-- Supplied records --
========
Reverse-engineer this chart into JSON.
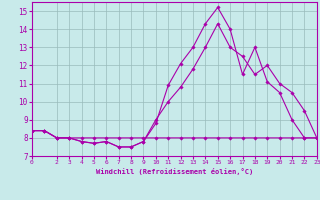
{
  "background_color": "#c8eaea",
  "line_color": "#aa00aa",
  "grid_color": "#99bbbb",
  "xlabel": "Windchill (Refroidissement éolien,°C)",
  "xlim": [
    0,
    23
  ],
  "ylim": [
    7,
    15.5
  ],
  "yticks": [
    7,
    8,
    9,
    10,
    11,
    12,
    13,
    14,
    15
  ],
  "xticks": [
    0,
    2,
    3,
    4,
    5,
    6,
    7,
    8,
    9,
    10,
    11,
    12,
    13,
    14,
    15,
    16,
    17,
    18,
    19,
    20,
    21,
    22,
    23
  ],
  "series": [
    {
      "x": [
        0,
        1,
        2,
        3,
        4,
        5,
        6,
        7,
        8,
        9,
        10,
        11,
        12,
        13,
        14,
        15,
        16,
        17,
        18,
        19,
        20,
        21,
        22,
        23
      ],
      "y": [
        8.4,
        8.4,
        8.0,
        8.0,
        7.8,
        7.7,
        7.8,
        7.5,
        7.5,
        7.8,
        8.8,
        10.9,
        12.1,
        13.0,
        14.3,
        15.2,
        14.0,
        11.5,
        13.0,
        11.1,
        10.5,
        9.0,
        8.0,
        8.0
      ]
    },
    {
      "x": [
        0,
        1,
        2,
        3,
        4,
        5,
        6,
        7,
        8,
        9,
        10,
        11,
        12,
        13,
        14,
        15,
        16,
        17,
        18,
        19,
        20,
        21,
        22,
        23
      ],
      "y": [
        8.4,
        8.4,
        8.0,
        8.0,
        7.8,
        7.7,
        7.8,
        7.5,
        7.5,
        7.8,
        9.0,
        10.0,
        10.8,
        11.8,
        13.0,
        14.3,
        13.0,
        12.5,
        11.5,
        12.0,
        11.0,
        10.5,
        9.5,
        8.0
      ]
    },
    {
      "x": [
        0,
        1,
        2,
        3,
        4,
        5,
        6,
        7,
        8,
        9,
        10,
        11,
        12,
        13,
        14,
        15,
        16,
        17,
        18,
        19,
        20,
        21,
        22,
        23
      ],
      "y": [
        8.4,
        8.4,
        8.0,
        8.0,
        8.0,
        8.0,
        8.0,
        8.0,
        8.0,
        8.0,
        8.0,
        8.0,
        8.0,
        8.0,
        8.0,
        8.0,
        8.0,
        8.0,
        8.0,
        8.0,
        8.0,
        8.0,
        8.0,
        8.0
      ]
    }
  ]
}
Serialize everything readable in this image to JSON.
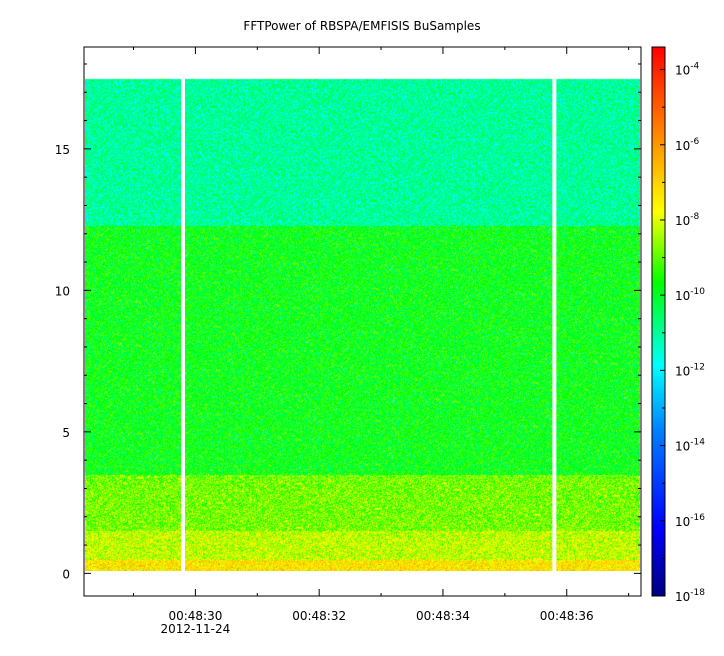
{
  "chart_data": {
    "type": "heatmap",
    "title": "FFTPower of RBSPA/EMFISIS  BuSamples",
    "xlabel": "",
    "ylabel": "",
    "x_start": "00:48:28.2",
    "x_end": "00:48:37.2",
    "x_ticks": [
      {
        "value": "00:48:30",
        "label": "00:48:30",
        "sublabel": "2012-11-24"
      },
      {
        "value": "00:48:32",
        "label": "00:48:32"
      },
      {
        "value": "00:48:34",
        "label": "00:48:34"
      },
      {
        "value": "00:48:36",
        "label": "00:48:36"
      }
    ],
    "ylim": [
      -0.8,
      18.6
    ],
    "y_ticks": [
      0,
      5,
      10,
      15
    ],
    "y_tick_labels": [
      "0",
      "5",
      "10",
      "15"
    ],
    "data_gaps": [
      "00:48:29.8",
      "00:48:35.8"
    ],
    "bands": [
      {
        "y_range": [
          0,
          0.5
        ],
        "log_power": -7.3
      },
      {
        "y_range": [
          0.5,
          1.5
        ],
        "log_power": -8.2
      },
      {
        "y_range": [
          1.5,
          3.5
        ],
        "log_power": -8.8
      },
      {
        "y_range": [
          3.5,
          12.3
        ],
        "log_power": -9.8
      },
      {
        "y_range": [
          12.3,
          17.5
        ],
        "log_power": -11.0
      }
    ],
    "colorbar": {
      "scale": "log",
      "range": [
        -18,
        -3.4
      ],
      "colormap": [
        "#00007f",
        "#0000ff",
        "#007fff",
        "#00ffff",
        "#00ff00",
        "#ffff00",
        "#ff7f00",
        "#ff0000"
      ],
      "ticks": [
        {
          "exp": -4,
          "label": "-4"
        },
        {
          "exp": -6,
          "label": "-6"
        },
        {
          "exp": -8,
          "label": "-8"
        },
        {
          "exp": -10,
          "label": "-10"
        },
        {
          "exp": -12,
          "label": "-12"
        },
        {
          "exp": -14,
          "label": "-14"
        },
        {
          "exp": -16,
          "label": "-16"
        },
        {
          "exp": -18,
          "label": "-18"
        }
      ],
      "base_label": "10"
    }
  }
}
========
-- The exercise --
Every record above should be transcribed exactly; the pictures stay out of the copy.

-- Written solution --
Reverse-engineer this chart into JSON.
{
  "background_color": "#c8eaea",
  "line_color": "#aa00aa",
  "grid_color": "#99bbbb",
  "xlabel": "Windchill (Refroidissement éolien,°C)",
  "xlim": [
    0,
    23
  ],
  "ylim": [
    7,
    15.5
  ],
  "yticks": [
    7,
    8,
    9,
    10,
    11,
    12,
    13,
    14,
    15
  ],
  "xticks": [
    0,
    2,
    3,
    4,
    5,
    6,
    7,
    8,
    9,
    10,
    11,
    12,
    13,
    14,
    15,
    16,
    17,
    18,
    19,
    20,
    21,
    22,
    23
  ],
  "series": [
    {
      "x": [
        0,
        1,
        2,
        3,
        4,
        5,
        6,
        7,
        8,
        9,
        10,
        11,
        12,
        13,
        14,
        15,
        16,
        17,
        18,
        19,
        20,
        21,
        22,
        23
      ],
      "y": [
        8.4,
        8.4,
        8.0,
        8.0,
        7.8,
        7.7,
        7.8,
        7.5,
        7.5,
        7.8,
        8.8,
        10.9,
        12.1,
        13.0,
        14.3,
        15.2,
        14.0,
        11.5,
        13.0,
        11.1,
        10.5,
        9.0,
        8.0,
        8.0
      ]
    },
    {
      "x": [
        0,
        1,
        2,
        3,
        4,
        5,
        6,
        7,
        8,
        9,
        10,
        11,
        12,
        13,
        14,
        15,
        16,
        17,
        18,
        19,
        20,
        21,
        22,
        23
      ],
      "y": [
        8.4,
        8.4,
        8.0,
        8.0,
        7.8,
        7.7,
        7.8,
        7.5,
        7.5,
        7.8,
        9.0,
        10.0,
        10.8,
        11.8,
        13.0,
        14.3,
        13.0,
        12.5,
        11.5,
        12.0,
        11.0,
        10.5,
        9.5,
        8.0
      ]
    },
    {
      "x": [
        0,
        1,
        2,
        3,
        4,
        5,
        6,
        7,
        8,
        9,
        10,
        11,
        12,
        13,
        14,
        15,
        16,
        17,
        18,
        19,
        20,
        21,
        22,
        23
      ],
      "y": [
        8.4,
        8.4,
        8.0,
        8.0,
        8.0,
        8.0,
        8.0,
        8.0,
        8.0,
        8.0,
        8.0,
        8.0,
        8.0,
        8.0,
        8.0,
        8.0,
        8.0,
        8.0,
        8.0,
        8.0,
        8.0,
        8.0,
        8.0,
        8.0
      ]
    }
  ]
}
Serialize everything readable in this image to JSON.
{
  "chart_data": {
    "type": "heatmap",
    "title": "FFTPower of RBSPA/EMFISIS  BuSamples",
    "xlabel": "",
    "ylabel": "",
    "x_start": "00:48:28.2",
    "x_end": "00:48:37.2",
    "x_ticks": [
      {
        "value": "00:48:30",
        "label": "00:48:30",
        "sublabel": "2012-11-24"
      },
      {
        "value": "00:48:32",
        "label": "00:48:32"
      },
      {
        "value": "00:48:34",
        "label": "00:48:34"
      },
      {
        "value": "00:48:36",
        "label": "00:48:36"
      }
    ],
    "ylim": [
      -0.8,
      18.6
    ],
    "y_ticks": [
      0,
      5,
      10,
      15
    ],
    "y_tick_labels": [
      "0",
      "5",
      "10",
      "15"
    ],
    "data_gaps": [
      "00:48:29.8",
      "00:48:35.8"
    ],
    "bands": [
      {
        "y_range": [
          0,
          0.5
        ],
        "log_power": -7.3
      },
      {
        "y_range": [
          0.5,
          1.5
        ],
        "log_power": -8.2
      },
      {
        "y_range": [
          1.5,
          3.5
        ],
        "log_power": -8.8
      },
      {
        "y_range": [
          3.5,
          12.3
        ],
        "log_power": -9.8
      },
      {
        "y_range": [
          12.3,
          17.5
        ],
        "log_power": -11.0
      }
    ],
    "colorbar": {
      "scale": "log",
      "range": [
        -18,
        -3.4
      ],
      "colormap": [
        "#00007f",
        "#0000ff",
        "#007fff",
        "#00ffff",
        "#00ff00",
        "#ffff00",
        "#ff7f00",
        "#ff0000"
      ],
      "ticks": [
        {
          "exp": -4,
          "label": "-4"
        },
        {
          "exp": -6,
          "label": "-6"
        },
        {
          "exp": -8,
          "label": "-8"
        },
        {
          "exp": -10,
          "label": "-10"
        },
        {
          "exp": -12,
          "label": "-12"
        },
        {
          "exp": -14,
          "label": "-14"
        },
        {
          "exp": -16,
          "label": "-16"
        },
        {
          "exp": -18,
          "label": "-18"
        }
      ],
      "base_label": "10"
    }
  }
}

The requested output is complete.